WRITTEN INSTRUCTION:
Give again, word for word, only the lines from the one containing "Enumerate this screenshot's" through the final line.

--- STORED ROWS ---

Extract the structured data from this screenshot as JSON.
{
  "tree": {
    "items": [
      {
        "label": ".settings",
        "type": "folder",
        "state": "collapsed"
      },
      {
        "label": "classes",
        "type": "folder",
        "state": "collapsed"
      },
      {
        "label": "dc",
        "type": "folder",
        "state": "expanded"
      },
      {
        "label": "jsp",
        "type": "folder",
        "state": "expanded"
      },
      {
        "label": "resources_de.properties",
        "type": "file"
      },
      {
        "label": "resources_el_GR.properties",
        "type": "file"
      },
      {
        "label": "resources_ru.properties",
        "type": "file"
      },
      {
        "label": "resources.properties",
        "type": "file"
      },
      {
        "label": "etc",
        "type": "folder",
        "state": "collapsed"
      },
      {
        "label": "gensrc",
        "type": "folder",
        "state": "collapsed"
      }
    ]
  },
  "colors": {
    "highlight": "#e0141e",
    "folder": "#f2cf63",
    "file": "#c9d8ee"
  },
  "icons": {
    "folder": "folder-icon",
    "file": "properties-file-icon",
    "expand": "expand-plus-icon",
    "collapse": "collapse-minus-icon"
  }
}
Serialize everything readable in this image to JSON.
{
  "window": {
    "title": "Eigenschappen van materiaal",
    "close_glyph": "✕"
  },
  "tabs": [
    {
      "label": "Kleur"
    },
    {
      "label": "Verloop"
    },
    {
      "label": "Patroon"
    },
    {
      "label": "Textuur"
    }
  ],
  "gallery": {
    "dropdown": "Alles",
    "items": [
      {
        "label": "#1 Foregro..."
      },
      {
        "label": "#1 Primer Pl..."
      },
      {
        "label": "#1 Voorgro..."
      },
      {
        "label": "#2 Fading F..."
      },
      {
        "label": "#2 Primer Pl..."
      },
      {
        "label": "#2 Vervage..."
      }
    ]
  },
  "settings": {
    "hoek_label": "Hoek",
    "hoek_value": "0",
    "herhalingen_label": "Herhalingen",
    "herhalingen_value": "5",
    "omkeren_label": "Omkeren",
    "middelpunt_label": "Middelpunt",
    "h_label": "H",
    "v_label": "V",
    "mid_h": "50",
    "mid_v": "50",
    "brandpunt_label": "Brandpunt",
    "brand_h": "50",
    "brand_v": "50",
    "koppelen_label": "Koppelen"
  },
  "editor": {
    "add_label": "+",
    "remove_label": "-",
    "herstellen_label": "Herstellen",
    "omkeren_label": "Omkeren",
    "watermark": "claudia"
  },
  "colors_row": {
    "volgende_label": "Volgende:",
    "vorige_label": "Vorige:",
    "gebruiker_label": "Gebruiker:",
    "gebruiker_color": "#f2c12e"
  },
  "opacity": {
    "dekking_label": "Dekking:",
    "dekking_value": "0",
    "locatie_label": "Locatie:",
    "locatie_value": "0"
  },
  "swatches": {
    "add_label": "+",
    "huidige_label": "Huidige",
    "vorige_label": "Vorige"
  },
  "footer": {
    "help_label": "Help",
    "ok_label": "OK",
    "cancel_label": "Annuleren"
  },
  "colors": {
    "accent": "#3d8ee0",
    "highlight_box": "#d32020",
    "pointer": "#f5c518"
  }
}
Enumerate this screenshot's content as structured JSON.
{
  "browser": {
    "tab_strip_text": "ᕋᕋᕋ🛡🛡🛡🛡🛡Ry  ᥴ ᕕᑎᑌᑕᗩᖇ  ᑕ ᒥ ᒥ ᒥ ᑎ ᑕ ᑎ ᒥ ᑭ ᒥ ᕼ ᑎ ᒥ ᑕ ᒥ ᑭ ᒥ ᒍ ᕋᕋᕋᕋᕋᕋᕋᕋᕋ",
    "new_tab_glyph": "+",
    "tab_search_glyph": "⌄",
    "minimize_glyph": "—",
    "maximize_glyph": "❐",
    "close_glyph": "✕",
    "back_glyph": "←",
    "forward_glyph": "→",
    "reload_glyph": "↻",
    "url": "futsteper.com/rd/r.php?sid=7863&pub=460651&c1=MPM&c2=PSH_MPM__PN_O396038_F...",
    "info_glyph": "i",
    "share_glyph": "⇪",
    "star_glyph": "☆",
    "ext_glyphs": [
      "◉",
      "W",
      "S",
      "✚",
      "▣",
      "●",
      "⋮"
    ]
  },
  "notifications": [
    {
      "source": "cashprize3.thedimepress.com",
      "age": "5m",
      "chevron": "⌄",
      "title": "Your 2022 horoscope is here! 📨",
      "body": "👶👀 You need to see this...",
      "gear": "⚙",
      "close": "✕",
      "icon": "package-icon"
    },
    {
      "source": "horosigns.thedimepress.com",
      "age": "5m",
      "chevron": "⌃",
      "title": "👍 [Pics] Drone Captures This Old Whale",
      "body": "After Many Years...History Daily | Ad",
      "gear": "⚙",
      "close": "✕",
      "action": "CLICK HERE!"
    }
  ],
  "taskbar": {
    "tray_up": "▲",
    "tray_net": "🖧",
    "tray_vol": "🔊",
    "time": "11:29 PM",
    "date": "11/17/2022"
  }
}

---

FINISHED TASK:
Enumerate this screenshot's content as structured JSON.
{
  "browser": {
    "tab_strip_text": "ᕋᕋᕋ🛡🛡🛡🛡🛡Ry  ᥴ ᕕᑎᑌᑕᗩᖇ  ᑕ ᒥ ᒥ ᒥ ᑎ ᑕ ᑎ ᒥ ᑭ ᒥ ᕼ ᑎ ᒥ ᑕ ᒥ ᑭ ᒥ ᒍ ᕋᕋᕋᕋᕋᕋᕋᕋᕋ",
    "new_tab_glyph": "+",
    "tab_search_glyph": "⌄",
    "minimize_glyph": "—",
    "maximize_glyph": "❐",
    "close_glyph": "✕",
    "back_glyph": "←",
    "forward_glyph": "→",
    "reload_glyph": "↻",
    "url": "futsteper.com/rd/r.php?sid=7863&pub=460651&c1=MPM&c2=PSH_MPM__PN_O396038_F...",
    "info_glyph": "i",
    "share_glyph": "⇪",
    "star_glyph": "☆",
    "ext_glyphs": [
      "◉",
      "W",
      "S",
      "✚",
      "▣",
      "●",
      "⋮"
    ]
  },
  "notifications": [
    {
      "source": "cashprize3.thedimepress.com",
      "age": "5m",
      "chevron": "⌄",
      "title": "Your 2022 horoscope is here! 📨",
      "body": "👶👀 You need to see this...",
      "gear": "⚙",
      "close": "✕",
      "icon": "package-icon"
    },
    {
      "source": "horosigns.thedimepress.com",
      "age": "5m",
      "chevron": "⌃",
      "title": "👍 [Pics] Drone Captures This Old Whale",
      "body": "After Many Years...History Daily | Ad",
      "gear": "⚙",
      "close": "✕",
      "action": "CLICK HERE!"
    }
  ],
  "taskbar": {
    "tray_up": "▲",
    "tray_net": "🖧",
    "tray_vol": "🔊",
    "time": "11:29 PM",
    "date": "11/17/2022"
  }
}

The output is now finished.